** START Given information **

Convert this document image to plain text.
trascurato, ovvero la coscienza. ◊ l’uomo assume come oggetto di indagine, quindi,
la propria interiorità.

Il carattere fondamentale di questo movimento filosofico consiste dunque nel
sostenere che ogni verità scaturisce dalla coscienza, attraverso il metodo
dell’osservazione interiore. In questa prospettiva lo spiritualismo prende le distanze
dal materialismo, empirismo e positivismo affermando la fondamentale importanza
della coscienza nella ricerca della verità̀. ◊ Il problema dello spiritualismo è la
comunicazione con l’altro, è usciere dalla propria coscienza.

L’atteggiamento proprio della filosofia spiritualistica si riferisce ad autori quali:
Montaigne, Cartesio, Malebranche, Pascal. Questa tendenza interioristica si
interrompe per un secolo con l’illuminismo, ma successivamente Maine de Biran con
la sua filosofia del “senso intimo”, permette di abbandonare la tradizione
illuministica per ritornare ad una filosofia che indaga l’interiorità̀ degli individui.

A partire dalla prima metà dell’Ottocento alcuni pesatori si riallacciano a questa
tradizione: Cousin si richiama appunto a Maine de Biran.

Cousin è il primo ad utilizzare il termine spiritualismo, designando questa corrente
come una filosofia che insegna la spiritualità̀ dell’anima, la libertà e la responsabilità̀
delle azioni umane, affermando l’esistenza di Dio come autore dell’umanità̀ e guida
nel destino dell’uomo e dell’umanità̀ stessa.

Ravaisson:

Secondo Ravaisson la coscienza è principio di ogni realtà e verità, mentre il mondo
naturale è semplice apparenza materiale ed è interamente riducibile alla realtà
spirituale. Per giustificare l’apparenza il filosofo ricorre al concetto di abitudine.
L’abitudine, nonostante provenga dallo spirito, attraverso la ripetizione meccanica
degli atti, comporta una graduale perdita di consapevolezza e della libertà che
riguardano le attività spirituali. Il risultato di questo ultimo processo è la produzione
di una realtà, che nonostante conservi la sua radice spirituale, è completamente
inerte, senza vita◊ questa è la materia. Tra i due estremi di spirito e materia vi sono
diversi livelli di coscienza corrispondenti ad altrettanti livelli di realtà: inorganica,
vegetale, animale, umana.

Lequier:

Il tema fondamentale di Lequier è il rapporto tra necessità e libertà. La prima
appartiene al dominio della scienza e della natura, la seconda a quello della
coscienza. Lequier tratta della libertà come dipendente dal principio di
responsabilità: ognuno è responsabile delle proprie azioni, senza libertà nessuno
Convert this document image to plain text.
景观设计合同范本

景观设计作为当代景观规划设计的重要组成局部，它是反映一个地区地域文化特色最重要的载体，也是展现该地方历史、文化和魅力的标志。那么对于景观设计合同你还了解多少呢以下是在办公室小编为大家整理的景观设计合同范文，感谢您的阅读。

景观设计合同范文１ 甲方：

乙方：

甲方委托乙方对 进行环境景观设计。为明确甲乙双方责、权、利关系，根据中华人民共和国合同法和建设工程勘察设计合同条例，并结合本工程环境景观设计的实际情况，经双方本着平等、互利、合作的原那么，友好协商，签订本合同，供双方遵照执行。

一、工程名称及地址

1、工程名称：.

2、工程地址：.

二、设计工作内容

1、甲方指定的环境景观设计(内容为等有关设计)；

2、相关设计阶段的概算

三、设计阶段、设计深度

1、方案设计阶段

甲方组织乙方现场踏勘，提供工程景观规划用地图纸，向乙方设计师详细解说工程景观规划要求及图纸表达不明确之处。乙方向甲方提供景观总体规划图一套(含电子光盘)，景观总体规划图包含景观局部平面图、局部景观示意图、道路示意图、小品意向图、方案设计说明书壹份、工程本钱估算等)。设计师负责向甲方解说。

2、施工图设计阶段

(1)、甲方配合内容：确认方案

** END Given information **

*Direction*.
Output the complete data exactly as written.

*Answer in full*.
Convert this document image to plain text.
trascurato, ovvero la coscienza. ◊ l’uomo assume come oggetto di indagine, quindi,
la propria interiorità.

Il carattere fondamentale di questo movimento filosofico consiste dunque nel
sostenere che ogni verità scaturisce dalla coscienza, attraverso il metodo
dell’osservazione interiore. In questa prospettiva lo spiritualismo prende le distanze
dal materialismo, empirismo e positivismo affermando la fondamentale importanza
della coscienza nella ricerca della verità̀. ◊ Il problema dello spiritualismo è la
comunicazione con l’altro, è usciere dalla propria coscienza.

L’atteggiamento proprio della filosofia spiritualistica si riferisce ad autori quali:
Montaigne, Cartesio, Malebranche, Pascal. Questa tendenza interioristica si
interrompe per un secolo con l’illuminismo, ma successivamente Maine de Biran con
la sua filosofia del “senso intimo”, permette di abbandonare la tradizione
illuministica per ritornare ad una filosofia che indaga l’interiorità̀ degli individui.

A partire dalla prima metà dell’Ottocento alcuni pesatori si riallacciano a questa
tradizione: Cousin si richiama appunto a Maine de Biran.

Cousin è il primo ad utilizzare il termine spiritualismo, designando questa corrente
come una filosofia che insegna la spiritualità̀ dell’anima, la libertà e la responsabilità̀
delle azioni umane, affermando l’esistenza di Dio come autore dell’umanità̀ e guida
nel destino dell’uomo e dell’umanità̀ stessa.

Ravaisson:

Secondo Ravaisson la coscienza è principio di ogni realtà e verità, mentre il mondo
naturale è semplice apparenza materiale ed è interamente riducibile alla realtà
spirituale. Per giustificare l’apparenza il filosofo ricorre al concetto di abitudine.
L’abitudine, nonostante provenga dallo spirito, attraverso la ripetizione meccanica
degli atti, comporta una graduale perdita di consapevolezza e della libertà che
riguardano le attività spirituali. Il risultato di questo ultimo processo è la produzione
di una realtà, che nonostante conservi la sua radice spirituale, è completamente
inerte, senza vita◊ questa è la materia. Tra i due estremi di spirito e materia vi sono
diversi livelli di coscienza corrispondenti ad altrettanti livelli di realtà: inorganica,
vegetale, animale, umana.

Lequier:

Il tema fondamentale di Lequier è il rapporto tra necessità e libertà. La prima
appartiene al dominio della scienza e della natura, la seconda a quello della
coscienza. Lequier tratta della libertà come dipendente dal principio di
responsabilità: ognuno è responsabile delle proprie azioni, senza libertà nessuno
Convert this document image to plain text.
景观设计合同范本

景观设计作为当代景观规划设计的重要组成局部，它是反映一个地区地域文化特色最重要的载体，也是展现该地方历史、文化和魅力的标志。那么对于景观设计合同你还了解多少呢以下是在办公室小编为大家整理的景观设计合同范文，感谢您的阅读。

景观设计合同范文１ 甲方：

乙方：

甲方委托乙方对 进行环境景观设计。为明确甲乙双方责、权、利关系，根据中华人民共和国合同法和建设工程勘察设计合同条例，并结合本工程环境景观设计的实际情况，经双方本着平等、互利、合作的原那么，友好协商，签订本合同，供双方遵照执行。

一、工程名称及地址

1、工程名称：.

2、工程地址：.

二、设计工作内容

1、甲方指定的环境景观设计(内容为等有关设计)；

2、相关设计阶段的概算

三、设计阶段、设计深度

1、方案设计阶段

甲方组织乙方现场踏勘，提供工程景观规划用地图纸，向乙方设计师详细解说工程景观规划要求及图纸表达不明确之处。乙方向甲方提供景观总体规划图一套(含电子光盘)，景观总体规划图包含景观局部平面图、局部景观示意图、道路示意图、小品意向图、方案设计说明书壹份、工程本钱估算等)。设计师负责向甲方解说。

2、施工图设计阶段

(1)、甲方配合内容：确认方案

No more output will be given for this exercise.